- Work instructions: Find the line containing "Output the text content of this document." in the material below; copy that line and all following lines exactly.

- Records to process:

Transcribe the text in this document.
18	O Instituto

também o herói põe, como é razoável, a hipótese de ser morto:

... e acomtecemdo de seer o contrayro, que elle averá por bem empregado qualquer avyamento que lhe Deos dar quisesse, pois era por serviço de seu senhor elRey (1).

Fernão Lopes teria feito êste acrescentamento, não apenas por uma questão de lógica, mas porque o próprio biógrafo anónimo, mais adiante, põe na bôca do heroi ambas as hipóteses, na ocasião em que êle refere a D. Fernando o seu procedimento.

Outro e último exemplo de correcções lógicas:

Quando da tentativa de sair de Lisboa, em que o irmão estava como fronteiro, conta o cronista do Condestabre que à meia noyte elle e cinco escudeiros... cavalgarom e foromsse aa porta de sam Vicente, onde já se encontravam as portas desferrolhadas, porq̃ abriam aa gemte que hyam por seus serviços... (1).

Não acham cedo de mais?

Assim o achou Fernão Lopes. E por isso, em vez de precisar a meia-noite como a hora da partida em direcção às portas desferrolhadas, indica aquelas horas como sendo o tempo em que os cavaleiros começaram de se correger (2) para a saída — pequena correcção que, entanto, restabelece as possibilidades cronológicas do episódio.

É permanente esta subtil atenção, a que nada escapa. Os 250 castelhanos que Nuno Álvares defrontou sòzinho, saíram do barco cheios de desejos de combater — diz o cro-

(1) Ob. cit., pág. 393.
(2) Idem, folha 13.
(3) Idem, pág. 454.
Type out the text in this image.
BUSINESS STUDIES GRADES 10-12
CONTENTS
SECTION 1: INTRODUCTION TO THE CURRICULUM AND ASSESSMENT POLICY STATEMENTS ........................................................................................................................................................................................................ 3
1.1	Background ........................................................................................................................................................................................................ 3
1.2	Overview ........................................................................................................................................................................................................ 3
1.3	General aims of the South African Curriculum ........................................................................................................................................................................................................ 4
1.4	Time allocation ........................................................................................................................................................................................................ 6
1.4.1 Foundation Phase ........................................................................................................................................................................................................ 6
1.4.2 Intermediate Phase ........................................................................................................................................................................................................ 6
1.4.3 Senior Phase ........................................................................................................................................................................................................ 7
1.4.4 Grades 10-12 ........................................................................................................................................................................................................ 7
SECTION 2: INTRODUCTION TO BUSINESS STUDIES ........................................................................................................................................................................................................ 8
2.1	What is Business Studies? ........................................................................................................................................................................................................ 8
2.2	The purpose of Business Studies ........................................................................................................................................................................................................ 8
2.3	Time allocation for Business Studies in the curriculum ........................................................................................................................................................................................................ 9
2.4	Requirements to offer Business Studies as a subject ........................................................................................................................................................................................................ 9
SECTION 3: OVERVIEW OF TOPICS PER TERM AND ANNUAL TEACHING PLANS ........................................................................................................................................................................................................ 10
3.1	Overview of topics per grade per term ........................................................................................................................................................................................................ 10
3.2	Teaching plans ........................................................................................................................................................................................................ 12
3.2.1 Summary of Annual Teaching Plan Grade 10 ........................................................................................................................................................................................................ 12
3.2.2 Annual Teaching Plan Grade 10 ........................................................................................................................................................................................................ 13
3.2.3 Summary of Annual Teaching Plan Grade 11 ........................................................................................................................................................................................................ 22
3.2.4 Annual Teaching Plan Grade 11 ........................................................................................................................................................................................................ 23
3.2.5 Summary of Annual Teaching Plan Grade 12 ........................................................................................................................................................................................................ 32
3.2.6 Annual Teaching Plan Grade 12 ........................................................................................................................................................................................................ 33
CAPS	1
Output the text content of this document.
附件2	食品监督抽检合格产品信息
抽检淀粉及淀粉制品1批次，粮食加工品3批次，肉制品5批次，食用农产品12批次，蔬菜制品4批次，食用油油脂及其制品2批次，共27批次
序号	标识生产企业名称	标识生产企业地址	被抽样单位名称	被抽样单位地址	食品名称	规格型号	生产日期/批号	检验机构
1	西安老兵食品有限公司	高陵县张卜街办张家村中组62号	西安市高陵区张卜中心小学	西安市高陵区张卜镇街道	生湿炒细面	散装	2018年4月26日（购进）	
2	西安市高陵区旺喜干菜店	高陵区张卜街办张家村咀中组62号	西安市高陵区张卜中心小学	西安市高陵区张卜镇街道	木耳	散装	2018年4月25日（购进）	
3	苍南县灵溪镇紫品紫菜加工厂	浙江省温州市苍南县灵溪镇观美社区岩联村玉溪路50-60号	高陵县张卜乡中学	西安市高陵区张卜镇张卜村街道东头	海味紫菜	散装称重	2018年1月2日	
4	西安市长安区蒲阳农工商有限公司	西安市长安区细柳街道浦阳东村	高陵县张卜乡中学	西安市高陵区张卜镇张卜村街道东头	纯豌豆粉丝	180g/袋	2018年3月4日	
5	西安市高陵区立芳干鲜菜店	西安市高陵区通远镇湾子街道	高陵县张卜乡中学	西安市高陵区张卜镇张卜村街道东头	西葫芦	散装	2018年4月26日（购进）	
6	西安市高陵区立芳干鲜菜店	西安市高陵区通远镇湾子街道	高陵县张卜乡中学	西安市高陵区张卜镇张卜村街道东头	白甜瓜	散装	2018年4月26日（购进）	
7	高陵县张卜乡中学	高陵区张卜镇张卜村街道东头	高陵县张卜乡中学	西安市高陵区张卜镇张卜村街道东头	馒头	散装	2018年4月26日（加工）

- Result of the task:
Output the text content of this document.
附件2	食品监督抽检合格产品信息
抽检淀粉及淀粉制品1批次，粮食加工品3批次，肉制品5批次，食用农产品12批次，蔬菜制品4批次，食用油油脂及其制品2批次，共27批次
序号	标识生产企业名称	标识生产企业地址	被抽样单位名称	被抽样单位地址	食品名称	规格型号	生产日期/批号	检验机构
1	西安老兵食品有限公司	高陵县张卜街办张家村中组62号	西安市高陵区张卜中心小学	西安市高陵区张卜镇街道	生湿炒细面	散装	2018年4月26日（购进）	
2	西安市高陵区旺喜干菜店	高陵区张卜街办张家村咀中组62号	西安市高陵区张卜中心小学	西安市高陵区张卜镇街道	木耳	散装	2018年4月25日（购进）	
3	苍南县灵溪镇紫品紫菜加工厂	浙江省温州市苍南县灵溪镇观美社区岩联村玉溪路50-60号	高陵县张卜乡中学	西安市高陵区张卜镇张卜村街道东头	海味紫菜	散装称重	2018年1月2日	
4	西安市长安区蒲阳农工商有限公司	西安市长安区细柳街道浦阳东村	高陵县张卜乡中学	西安市高陵区张卜镇张卜村街道东头	纯豌豆粉丝	180g/袋	2018年3月4日	
5	西安市高陵区立芳干鲜菜店	西安市高陵区通远镇湾子街道	高陵县张卜乡中学	西安市高陵区张卜镇张卜村街道东头	西葫芦	散装	2018年4月26日（购进）	
6	西安市高陵区立芳干鲜菜店	西安市高陵区通远镇湾子街道	高陵县张卜乡中学	西安市高陵区张卜镇张卜村街道东头	白甜瓜	散装	2018年4月26日（购进）	
7	高陵县张卜乡中学	高陵区张卜镇张卜村街道东头	高陵县张卜乡中学	西安市高陵区张卜镇张卜村街道东头	馒头	散装	2018年4月26日（加工）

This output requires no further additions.